* Input data:
►

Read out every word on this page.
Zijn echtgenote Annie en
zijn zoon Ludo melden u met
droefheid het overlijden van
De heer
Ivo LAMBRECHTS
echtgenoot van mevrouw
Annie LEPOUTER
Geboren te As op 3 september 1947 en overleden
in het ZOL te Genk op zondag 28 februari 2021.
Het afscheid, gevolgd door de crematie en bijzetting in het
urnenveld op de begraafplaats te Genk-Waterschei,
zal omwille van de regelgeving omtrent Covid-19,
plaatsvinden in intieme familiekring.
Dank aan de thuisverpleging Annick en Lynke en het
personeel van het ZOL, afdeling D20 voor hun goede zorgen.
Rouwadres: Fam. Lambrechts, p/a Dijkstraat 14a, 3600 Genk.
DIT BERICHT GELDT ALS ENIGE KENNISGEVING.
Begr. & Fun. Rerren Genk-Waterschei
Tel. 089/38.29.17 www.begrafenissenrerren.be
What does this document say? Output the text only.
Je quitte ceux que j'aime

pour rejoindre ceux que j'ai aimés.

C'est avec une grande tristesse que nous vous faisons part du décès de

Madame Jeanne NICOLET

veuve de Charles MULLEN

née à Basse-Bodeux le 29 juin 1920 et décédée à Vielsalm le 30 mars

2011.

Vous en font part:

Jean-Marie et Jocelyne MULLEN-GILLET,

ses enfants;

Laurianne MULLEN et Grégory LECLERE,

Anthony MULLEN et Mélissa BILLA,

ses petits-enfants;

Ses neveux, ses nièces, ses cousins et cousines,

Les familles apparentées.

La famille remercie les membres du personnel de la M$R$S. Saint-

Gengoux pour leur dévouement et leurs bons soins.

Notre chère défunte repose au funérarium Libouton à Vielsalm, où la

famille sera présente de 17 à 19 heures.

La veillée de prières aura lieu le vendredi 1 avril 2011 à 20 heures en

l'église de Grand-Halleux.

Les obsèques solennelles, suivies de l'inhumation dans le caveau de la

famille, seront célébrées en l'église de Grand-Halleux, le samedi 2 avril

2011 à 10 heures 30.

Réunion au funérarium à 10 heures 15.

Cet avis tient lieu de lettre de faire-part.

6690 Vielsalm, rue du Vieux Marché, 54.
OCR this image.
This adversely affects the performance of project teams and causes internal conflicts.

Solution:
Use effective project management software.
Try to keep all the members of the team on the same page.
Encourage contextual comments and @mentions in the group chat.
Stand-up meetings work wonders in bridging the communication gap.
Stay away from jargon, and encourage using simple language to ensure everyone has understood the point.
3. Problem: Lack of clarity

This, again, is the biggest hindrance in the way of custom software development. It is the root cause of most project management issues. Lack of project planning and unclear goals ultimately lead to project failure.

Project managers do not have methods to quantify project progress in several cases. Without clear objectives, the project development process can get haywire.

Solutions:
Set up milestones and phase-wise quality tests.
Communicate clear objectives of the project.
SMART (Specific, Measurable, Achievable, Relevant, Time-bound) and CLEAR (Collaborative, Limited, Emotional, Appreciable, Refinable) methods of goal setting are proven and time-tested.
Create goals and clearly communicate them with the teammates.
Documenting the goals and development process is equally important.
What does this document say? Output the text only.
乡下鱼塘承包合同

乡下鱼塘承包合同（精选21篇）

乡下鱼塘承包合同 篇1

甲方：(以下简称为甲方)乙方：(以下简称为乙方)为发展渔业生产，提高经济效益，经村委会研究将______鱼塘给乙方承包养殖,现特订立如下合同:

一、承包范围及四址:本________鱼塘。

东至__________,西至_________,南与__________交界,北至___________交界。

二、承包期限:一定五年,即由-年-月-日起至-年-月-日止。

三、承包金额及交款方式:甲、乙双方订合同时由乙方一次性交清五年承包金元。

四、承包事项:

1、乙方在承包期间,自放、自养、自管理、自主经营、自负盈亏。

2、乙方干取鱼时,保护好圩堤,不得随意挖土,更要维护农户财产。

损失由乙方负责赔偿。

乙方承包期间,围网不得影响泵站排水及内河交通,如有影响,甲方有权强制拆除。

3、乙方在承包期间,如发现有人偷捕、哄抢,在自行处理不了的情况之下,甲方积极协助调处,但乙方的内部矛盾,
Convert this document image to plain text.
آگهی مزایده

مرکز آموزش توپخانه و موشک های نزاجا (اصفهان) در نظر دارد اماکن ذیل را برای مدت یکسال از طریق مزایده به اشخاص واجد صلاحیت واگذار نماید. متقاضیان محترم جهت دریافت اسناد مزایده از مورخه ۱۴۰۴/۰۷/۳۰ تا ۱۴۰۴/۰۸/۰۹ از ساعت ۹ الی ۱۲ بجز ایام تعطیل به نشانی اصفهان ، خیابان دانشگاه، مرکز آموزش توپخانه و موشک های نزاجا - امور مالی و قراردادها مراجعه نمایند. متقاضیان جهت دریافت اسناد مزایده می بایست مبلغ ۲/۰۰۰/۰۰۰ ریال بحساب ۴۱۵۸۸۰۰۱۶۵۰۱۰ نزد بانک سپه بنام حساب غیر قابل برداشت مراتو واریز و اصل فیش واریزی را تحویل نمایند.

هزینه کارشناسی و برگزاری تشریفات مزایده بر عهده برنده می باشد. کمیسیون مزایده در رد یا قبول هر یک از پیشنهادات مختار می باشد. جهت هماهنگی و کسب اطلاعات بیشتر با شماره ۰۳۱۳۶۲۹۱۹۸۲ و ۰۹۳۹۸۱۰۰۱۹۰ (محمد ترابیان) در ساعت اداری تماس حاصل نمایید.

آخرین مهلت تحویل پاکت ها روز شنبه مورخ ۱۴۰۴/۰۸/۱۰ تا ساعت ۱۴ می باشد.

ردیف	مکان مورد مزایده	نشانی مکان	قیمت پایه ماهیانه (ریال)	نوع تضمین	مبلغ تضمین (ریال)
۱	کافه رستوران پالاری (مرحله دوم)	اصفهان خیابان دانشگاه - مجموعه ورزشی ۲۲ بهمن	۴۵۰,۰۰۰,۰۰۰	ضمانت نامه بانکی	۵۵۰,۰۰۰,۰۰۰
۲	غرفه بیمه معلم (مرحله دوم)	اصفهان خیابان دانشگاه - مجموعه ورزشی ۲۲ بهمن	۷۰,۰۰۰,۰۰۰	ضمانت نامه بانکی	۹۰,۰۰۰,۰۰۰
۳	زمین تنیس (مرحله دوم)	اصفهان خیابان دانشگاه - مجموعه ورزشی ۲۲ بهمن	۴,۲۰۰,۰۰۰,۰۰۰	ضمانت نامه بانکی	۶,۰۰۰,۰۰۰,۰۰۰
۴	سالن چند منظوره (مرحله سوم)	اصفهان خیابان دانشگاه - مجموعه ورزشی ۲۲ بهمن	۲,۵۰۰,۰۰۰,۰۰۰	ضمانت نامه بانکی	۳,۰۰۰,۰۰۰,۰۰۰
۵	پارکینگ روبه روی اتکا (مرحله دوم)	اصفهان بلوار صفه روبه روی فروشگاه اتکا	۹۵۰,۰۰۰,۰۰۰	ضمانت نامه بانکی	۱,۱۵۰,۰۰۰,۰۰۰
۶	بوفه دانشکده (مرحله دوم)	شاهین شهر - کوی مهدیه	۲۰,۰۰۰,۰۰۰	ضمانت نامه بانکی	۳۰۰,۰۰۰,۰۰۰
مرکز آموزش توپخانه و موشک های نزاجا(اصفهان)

◄

* Goal: Check each line of the records for the word "Genk", and show the lines that contain it.

* Problem solution:
in het ZOL te Genk op zondag 28 februari 2021.
urnenveld op de begraafplaats te Genk-Waterschei,
Rouwadres: Fam. Lambrechts, p/a Dijkstraat 14a, 3600 Genk.
Begr. & Fun. Rerren Genk-Waterschei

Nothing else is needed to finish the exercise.